* [Aim]
Seek out every line containing the word "проведении", and copy each.

* [Data supplied]
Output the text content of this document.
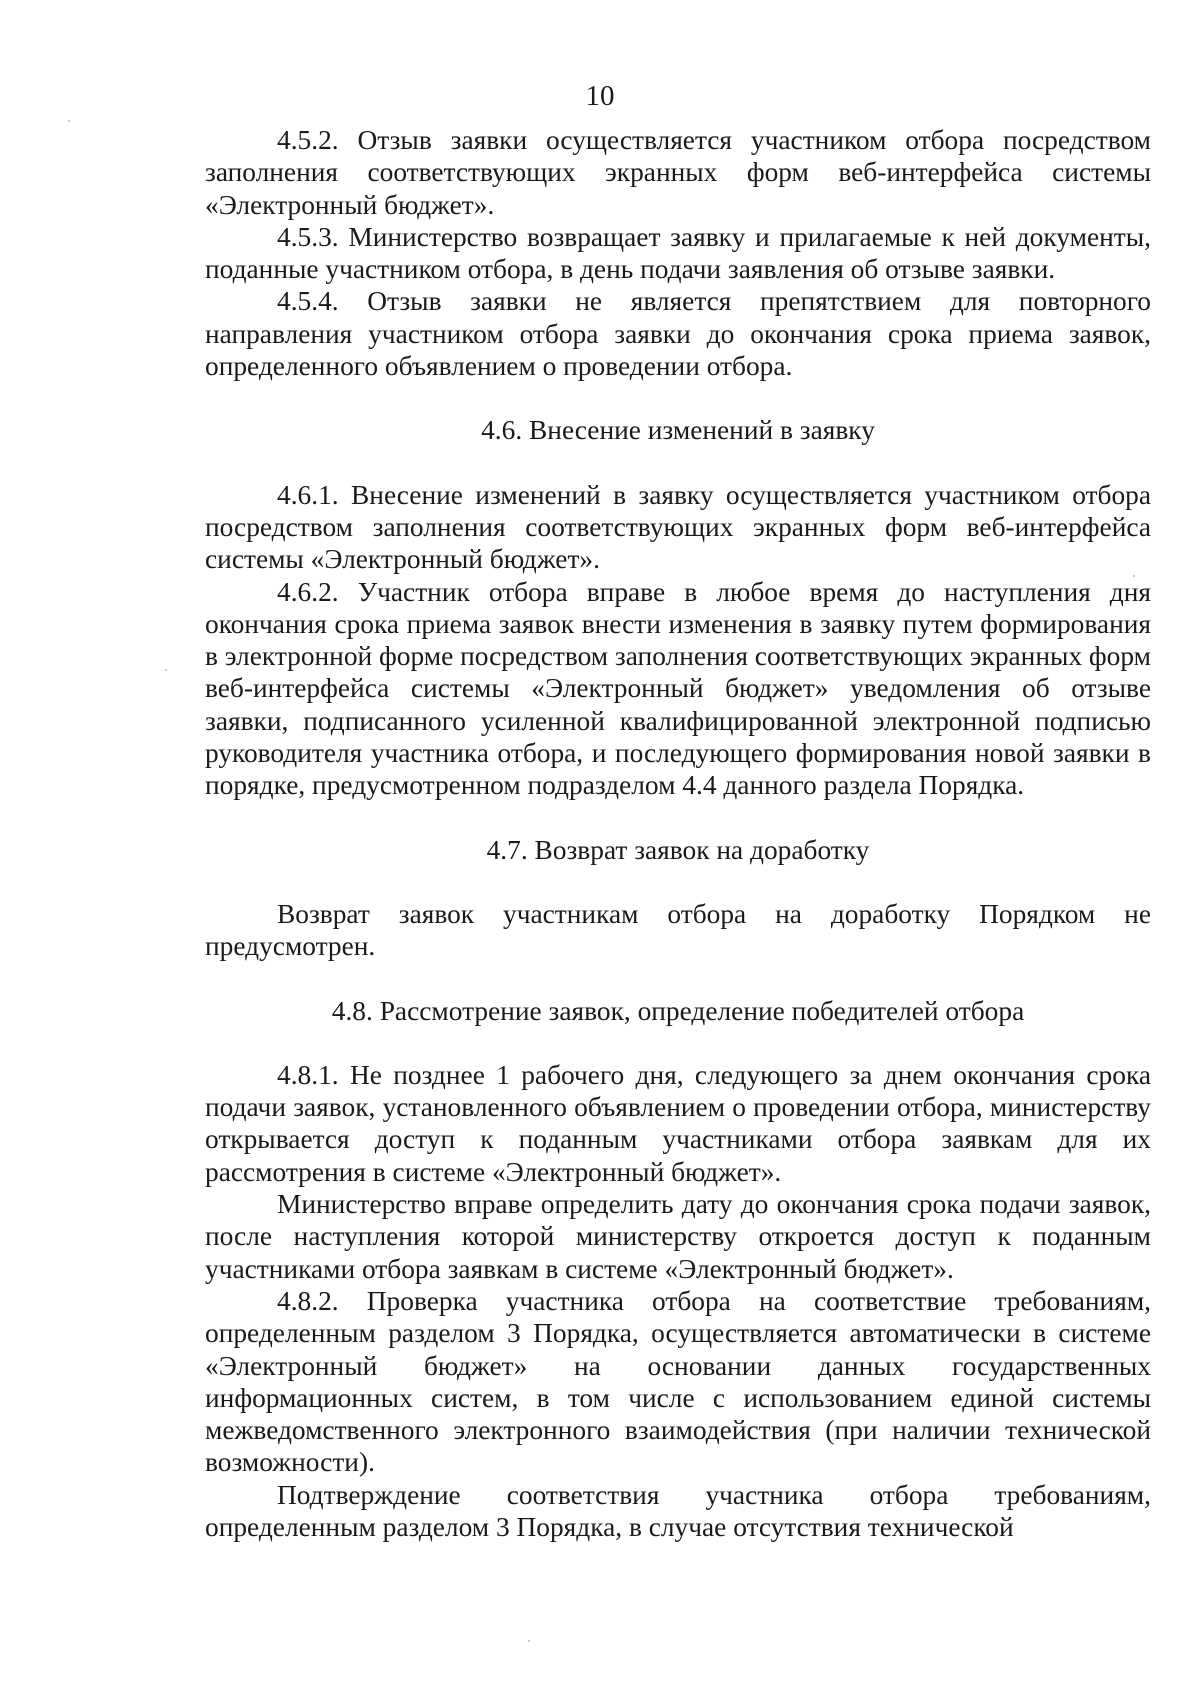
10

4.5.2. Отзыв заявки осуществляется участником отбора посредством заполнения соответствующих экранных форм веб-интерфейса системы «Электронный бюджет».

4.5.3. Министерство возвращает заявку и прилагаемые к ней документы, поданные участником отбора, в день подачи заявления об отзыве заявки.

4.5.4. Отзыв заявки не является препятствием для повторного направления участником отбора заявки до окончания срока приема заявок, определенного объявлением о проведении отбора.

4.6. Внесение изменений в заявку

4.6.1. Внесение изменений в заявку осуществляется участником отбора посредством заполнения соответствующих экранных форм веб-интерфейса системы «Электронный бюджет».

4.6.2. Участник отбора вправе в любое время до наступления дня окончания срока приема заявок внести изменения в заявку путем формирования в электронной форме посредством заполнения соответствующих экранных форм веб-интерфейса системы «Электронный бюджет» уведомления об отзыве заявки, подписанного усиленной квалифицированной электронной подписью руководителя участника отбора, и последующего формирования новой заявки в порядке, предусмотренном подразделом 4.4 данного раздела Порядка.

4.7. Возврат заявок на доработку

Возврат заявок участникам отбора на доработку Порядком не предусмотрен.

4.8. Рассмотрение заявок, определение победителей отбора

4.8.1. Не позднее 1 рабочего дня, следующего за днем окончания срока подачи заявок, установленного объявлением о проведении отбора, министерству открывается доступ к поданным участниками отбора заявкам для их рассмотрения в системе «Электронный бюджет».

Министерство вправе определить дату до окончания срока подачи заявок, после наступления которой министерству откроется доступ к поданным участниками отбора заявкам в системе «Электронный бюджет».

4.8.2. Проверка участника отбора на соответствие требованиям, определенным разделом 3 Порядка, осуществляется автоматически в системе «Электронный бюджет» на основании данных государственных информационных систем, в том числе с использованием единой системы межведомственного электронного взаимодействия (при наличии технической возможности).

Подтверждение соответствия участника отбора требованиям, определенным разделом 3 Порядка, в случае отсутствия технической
...
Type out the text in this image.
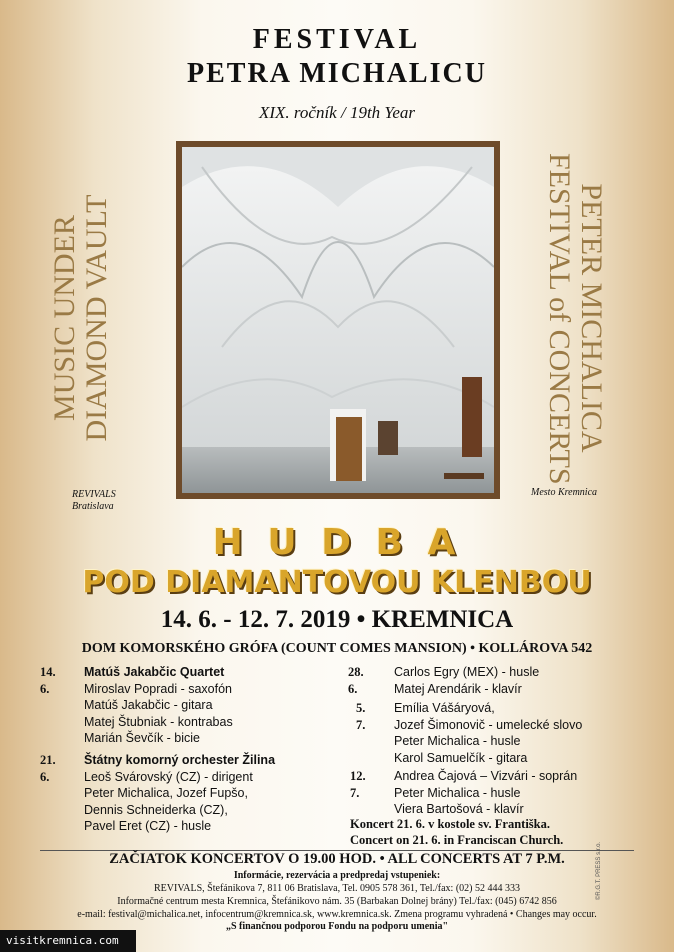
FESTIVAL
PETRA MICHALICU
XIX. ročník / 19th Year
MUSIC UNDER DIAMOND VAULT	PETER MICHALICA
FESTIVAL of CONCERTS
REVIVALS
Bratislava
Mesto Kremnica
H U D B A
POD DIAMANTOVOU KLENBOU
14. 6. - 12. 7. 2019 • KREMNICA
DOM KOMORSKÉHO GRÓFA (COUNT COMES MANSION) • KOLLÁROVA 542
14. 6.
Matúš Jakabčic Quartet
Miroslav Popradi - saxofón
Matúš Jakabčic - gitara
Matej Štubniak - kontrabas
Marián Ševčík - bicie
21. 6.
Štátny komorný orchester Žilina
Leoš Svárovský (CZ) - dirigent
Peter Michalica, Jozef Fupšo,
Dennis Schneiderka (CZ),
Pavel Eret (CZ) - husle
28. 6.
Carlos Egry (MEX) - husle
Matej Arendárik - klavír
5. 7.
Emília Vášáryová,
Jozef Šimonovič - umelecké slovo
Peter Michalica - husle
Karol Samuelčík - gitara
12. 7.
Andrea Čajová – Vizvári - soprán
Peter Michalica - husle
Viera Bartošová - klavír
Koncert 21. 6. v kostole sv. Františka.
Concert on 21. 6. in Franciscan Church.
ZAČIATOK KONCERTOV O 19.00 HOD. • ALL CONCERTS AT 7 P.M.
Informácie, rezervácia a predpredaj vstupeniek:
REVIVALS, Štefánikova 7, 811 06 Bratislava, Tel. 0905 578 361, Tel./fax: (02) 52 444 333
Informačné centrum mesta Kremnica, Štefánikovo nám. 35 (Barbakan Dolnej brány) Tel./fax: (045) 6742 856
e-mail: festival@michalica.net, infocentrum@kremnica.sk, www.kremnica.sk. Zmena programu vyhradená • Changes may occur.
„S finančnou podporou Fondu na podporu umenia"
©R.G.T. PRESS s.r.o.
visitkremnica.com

* [Exercise output]
4.5.4. Отзыв заявки не является препятствием для повторного направления участником отбора заявки до окончания срока приема заявок, определенного объявлением о проведении отбора.
4.8.1. Не позднее 1 рабочего дня, следующего за днем окончания срока подачи заявок, установленного объявлением о проведении отбора, министерству открывается доступ к поданным участниками отбора заявкам для их рассмотрения в системе «Электронный бюджет».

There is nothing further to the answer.